__Data excerpts__:
=-=-=-=-=

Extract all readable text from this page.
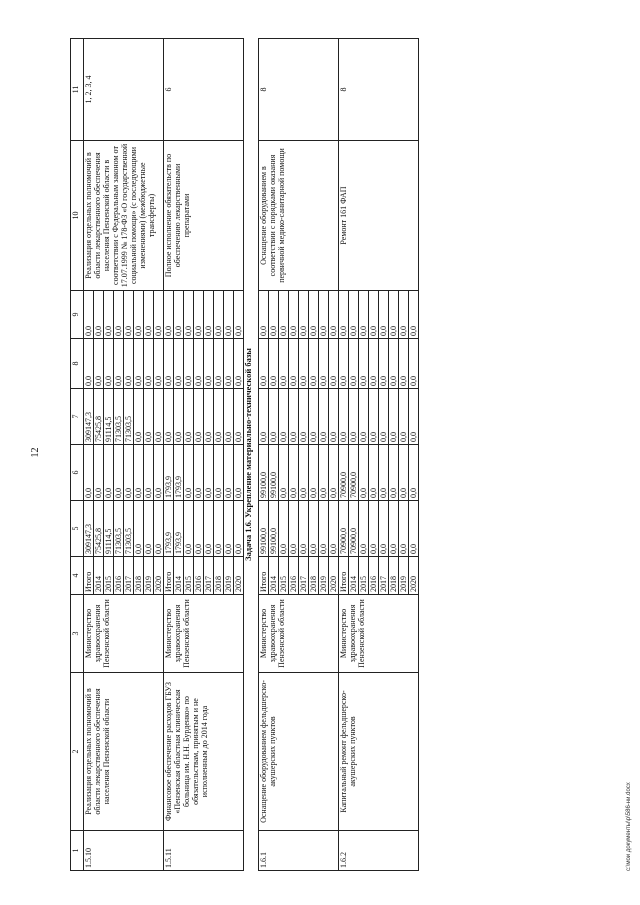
12
1	2	3	4	5	6	7	8	9	10	11
1.5.10	Реализация отдельных полномочий в области лекарственного обеспечения населения Пензенской области	Министерство здравоохранения Пензенской области	Итого	309147,3	0,0	309147,3	0,0	0,0	Реализация отдельных полномочий в области лекарственного обеспечения населения Пензенской области в соответствии с Федеральным законом от 17.07.1999 № 178-ФЗ «О государственной социальной помощи» (с последующими изменениями) (межбюджетные трансферты)	1, 2, 3, 4
			2014	75425,8	0,0	75425,8	0,0	0,0		
			2015	91114,5	0,0	91114,5	0,0	0,0		
			2016	71303,5	0,0	71303,5	0,0	0,0		
			2017	71303,5	0,0	71303,5	0,0	0,0		
			2018	0,0	0,0	0,0	0,0	0,0		
			2019	0,0	0,0	0,0	0,0	0,0		
			2020	0,0	0,0	0,0	0,0	0,0		
1.5.11	Финансовое обеспечение расходов ГБУЗ «Пензенская областная клиническая больница им. Н.Н. Бурденко» по обязательствам, принятым и не исполненным до 2014 года	Министерство здравоохранения Пензенской области	Итого	1793,9	1793,9	0,0	0,0	0,0	Полное исполнение обязательств по обеспечению лекарственными препаратами	6
			2014	1793,9	1793,9	0,0	0,0	0,0		
			2015	0,0	0,0	0,0	0,0	0,0		
			2016	0,0	0,0	0,0	0,0	0,0		
			2017	0,0	0,0	0,0	0,0	0,0		
			2018	0,0	0,0	0,0	0,0	0,0		
			2019	0,0	0,0	0,0	0,0	0,0		
			2020	0,0	0,0	0,0	0,0	0,0		
Задача 1.6. Укрепление материально-технической базы										
1.6.1	Оснащение оборудованием фельдшерско-акушерских пунктов	Министерство здравоохранения Пензенской области	Итого	99100,0	99100,0	0,0	0,0	0,0	Оснащение оборудованием в соответствии с порядками оказания первичной медико-санитарной помощи	8
			2014	99100,0	99100,0	0,0	0,0	0,0		
			2015	0,0	0,0	0,0	0,0	0,0		
			2016	0,0	0,0	0,0	0,0	0,0		
			2017	0,0	0,0	0,0	0,0	0,0		
			2018	0,0	0,0	0,0	0,0	0,0		
			2019	0,0	0,0	0,0	0,0	0,0		
			2020	0,0	0,0	0,0	0,0	0,0		
1.6.2	Капитальный ремонт фельдшерско-акушерских пунктов	Министерство здравоохранения Пензенской области	Итого	70900,0	70900,0	0,0	0,0	0,0	Ремонт 161 ФАП	8
			2014	70900,0	70900,0	0,0	0,0	0,0		
			2015	0,0	0,0	0,0	0,0	0,0		
			2016	0,0	0,0	0,0	0,0	0,0		
			2017	0,0	0,0	0,0	0,0	0,0		
			2018	0,0	0,0	0,0	0,0	0,0		
			2019	0,0	0,0	0,0	0,0	0,0		
			2020	0,0	0,0	0,0	0,0	0,0		
c:\мои документы\p\586-ни.docx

=-=-=-=-=

Write out every line above exactly as it is, leaving out the pictures.

__Solution below__:
Extract all readable text from this page.
12
1	2	3	4	5	6	7	8	9	10	11
1.5.10	Реализация отдельных полномочий в области лекарственного обеспечения населения Пензенской области	Министерство здравоохранения Пензенской области	Итого	309147,3	0,0	309147,3	0,0	0,0	Реализация отдельных полномочий в области лекарственного обеспечения населения Пензенской области в соответствии с Федеральным законом от 17.07.1999 № 178-ФЗ «О государственной социальной помощи» (с последующими изменениями) (межбюджетные трансферты)	1, 2, 3, 4
			2014	75425,8	0,0	75425,8	0,0	0,0		
			2015	91114,5	0,0	91114,5	0,0	0,0		
			2016	71303,5	0,0	71303,5	0,0	0,0		
			2017	71303,5	0,0	71303,5	0,0	0,0		
			2018	0,0	0,0	0,0	0,0	0,0		
			2019	0,0	0,0	0,0	0,0	0,0		
			2020	0,0	0,0	0,0	0,0	0,0		
1.5.11	Финансовое обеспечение расходов ГБУЗ «Пензенская областная клиническая больница им. Н.Н. Бурденко» по обязательствам, принятым и не исполненным до 2014 года	Министерство здравоохранения Пензенской области	Итого	1793,9	1793,9	0,0	0,0	0,0	Полное исполнение обязательств по обеспечению лекарственными препаратами	6
			2014	1793,9	1793,9	0,0	0,0	0,0		
			2015	0,0	0,0	0,0	0,0	0,0		
			2016	0,0	0,0	0,0	0,0	0,0		
			2017	0,0	0,0	0,0	0,0	0,0		
			2018	0,0	0,0	0,0	0,0	0,0		
			2019	0,0	0,0	0,0	0,0	0,0		
			2020	0,0	0,0	0,0	0,0	0,0		
Задача 1.6. Укрепление материально-технической базы										
1.6.1	Оснащение оборудованием фельдшерско-акушерских пунктов	Министерство здравоохранения Пензенской области	Итого	99100,0	99100,0	0,0	0,0	0,0	Оснащение оборудованием в соответствии с порядками оказания первичной медико-санитарной помощи	8
			2014	99100,0	99100,0	0,0	0,0	0,0		
			2015	0,0	0,0	0,0	0,0	0,0		
			2016	0,0	0,0	0,0	0,0	0,0		
			2017	0,0	0,0	0,0	0,0	0,0		
			2018	0,0	0,0	0,0	0,0	0,0		
			2019	0,0	0,0	0,0	0,0	0,0		
			2020	0,0	0,0	0,0	0,0	0,0		
1.6.2	Капитальный ремонт фельдшерско-акушерских пунктов	Министерство здравоохранения Пензенской области	Итого	70900,0	70900,0	0,0	0,0	0,0	Ремонт 161 ФАП	8
			2014	70900,0	70900,0	0,0	0,0	0,0		
			2015	0,0	0,0	0,0	0,0	0,0		
			2016	0,0	0,0	0,0	0,0	0,0		
			2017	0,0	0,0	0,0	0,0	0,0		
			2018	0,0	0,0	0,0	0,0	0,0		
			2019	0,0	0,0	0,0	0,0	0,0		
			2020	0,0	0,0	0,0	0,0	0,0		
c:\мои документы\p\586-ни.docx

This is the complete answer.